### Instruction
Collect all lines from the records below that include the word "xlabel".

### Records shown
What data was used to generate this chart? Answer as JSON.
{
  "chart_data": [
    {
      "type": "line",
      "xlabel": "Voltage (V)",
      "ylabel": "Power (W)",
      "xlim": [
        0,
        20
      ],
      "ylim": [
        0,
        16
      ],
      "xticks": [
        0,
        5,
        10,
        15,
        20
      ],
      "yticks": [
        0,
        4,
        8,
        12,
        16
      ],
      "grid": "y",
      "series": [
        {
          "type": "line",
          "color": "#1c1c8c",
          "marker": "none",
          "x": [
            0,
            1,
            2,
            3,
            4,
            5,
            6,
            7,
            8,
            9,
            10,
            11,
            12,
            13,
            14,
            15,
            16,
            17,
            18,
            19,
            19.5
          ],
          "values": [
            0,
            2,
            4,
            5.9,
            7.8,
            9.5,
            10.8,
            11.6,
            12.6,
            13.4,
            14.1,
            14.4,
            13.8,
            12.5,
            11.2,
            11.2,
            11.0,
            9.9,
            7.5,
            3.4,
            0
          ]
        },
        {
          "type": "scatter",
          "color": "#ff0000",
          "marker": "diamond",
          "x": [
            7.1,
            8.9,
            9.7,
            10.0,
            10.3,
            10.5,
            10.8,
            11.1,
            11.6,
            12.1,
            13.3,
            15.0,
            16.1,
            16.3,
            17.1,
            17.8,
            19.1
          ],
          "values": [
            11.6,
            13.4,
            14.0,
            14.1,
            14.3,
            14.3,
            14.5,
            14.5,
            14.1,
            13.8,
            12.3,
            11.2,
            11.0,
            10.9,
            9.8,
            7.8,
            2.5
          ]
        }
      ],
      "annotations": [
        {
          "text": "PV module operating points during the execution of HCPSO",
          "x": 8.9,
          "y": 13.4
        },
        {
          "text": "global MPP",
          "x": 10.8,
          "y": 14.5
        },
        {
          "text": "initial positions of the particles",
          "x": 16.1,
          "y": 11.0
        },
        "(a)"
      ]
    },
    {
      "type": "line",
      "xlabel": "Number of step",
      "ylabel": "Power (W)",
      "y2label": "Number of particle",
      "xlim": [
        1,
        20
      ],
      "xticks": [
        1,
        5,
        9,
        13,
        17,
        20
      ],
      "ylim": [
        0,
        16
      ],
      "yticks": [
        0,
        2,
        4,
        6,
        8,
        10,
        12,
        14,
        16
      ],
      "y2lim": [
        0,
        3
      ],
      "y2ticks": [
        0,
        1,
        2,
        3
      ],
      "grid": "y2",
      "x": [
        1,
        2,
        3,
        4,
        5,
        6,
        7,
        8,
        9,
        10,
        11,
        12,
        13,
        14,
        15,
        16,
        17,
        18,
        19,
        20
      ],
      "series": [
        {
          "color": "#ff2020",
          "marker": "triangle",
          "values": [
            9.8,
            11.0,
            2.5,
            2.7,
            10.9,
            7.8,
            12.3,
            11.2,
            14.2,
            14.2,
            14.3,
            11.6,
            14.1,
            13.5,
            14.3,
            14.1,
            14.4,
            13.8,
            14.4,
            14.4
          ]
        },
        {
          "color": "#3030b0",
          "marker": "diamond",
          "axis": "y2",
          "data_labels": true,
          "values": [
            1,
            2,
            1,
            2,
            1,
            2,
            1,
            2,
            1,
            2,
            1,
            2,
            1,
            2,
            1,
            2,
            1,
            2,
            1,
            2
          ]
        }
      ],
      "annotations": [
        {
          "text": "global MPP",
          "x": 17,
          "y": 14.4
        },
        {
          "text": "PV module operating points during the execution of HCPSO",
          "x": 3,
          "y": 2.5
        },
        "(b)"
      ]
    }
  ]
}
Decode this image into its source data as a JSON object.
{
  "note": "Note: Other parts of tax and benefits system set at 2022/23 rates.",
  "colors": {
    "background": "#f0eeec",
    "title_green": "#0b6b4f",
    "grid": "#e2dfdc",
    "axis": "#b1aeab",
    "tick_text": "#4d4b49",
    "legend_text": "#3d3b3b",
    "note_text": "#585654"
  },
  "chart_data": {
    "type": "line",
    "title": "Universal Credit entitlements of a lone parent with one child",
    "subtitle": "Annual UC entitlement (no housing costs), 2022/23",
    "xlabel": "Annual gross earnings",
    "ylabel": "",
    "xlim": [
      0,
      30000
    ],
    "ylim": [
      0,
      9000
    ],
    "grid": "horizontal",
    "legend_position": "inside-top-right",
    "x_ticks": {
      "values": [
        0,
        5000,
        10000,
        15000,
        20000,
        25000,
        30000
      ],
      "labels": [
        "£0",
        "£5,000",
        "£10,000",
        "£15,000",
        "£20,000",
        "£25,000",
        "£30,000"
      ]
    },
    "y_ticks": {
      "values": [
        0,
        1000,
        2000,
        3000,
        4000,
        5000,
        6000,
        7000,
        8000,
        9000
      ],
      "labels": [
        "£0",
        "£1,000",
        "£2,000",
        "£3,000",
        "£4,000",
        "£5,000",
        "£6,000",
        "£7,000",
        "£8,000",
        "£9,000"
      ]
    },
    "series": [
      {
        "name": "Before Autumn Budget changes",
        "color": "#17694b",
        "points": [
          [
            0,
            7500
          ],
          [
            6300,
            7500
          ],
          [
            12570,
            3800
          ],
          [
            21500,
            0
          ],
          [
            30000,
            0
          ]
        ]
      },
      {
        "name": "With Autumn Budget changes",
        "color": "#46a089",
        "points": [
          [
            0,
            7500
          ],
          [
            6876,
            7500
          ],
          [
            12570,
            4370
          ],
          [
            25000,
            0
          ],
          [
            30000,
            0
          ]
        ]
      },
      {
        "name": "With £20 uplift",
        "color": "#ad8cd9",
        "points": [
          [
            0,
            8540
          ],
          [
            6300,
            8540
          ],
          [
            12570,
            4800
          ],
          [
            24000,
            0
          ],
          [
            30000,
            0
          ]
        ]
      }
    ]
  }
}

### Exercise result
      "xlabel": "Voltage (V)",
      "xlabel": "Number of step",
    "xlabel": "Annual gross earnings",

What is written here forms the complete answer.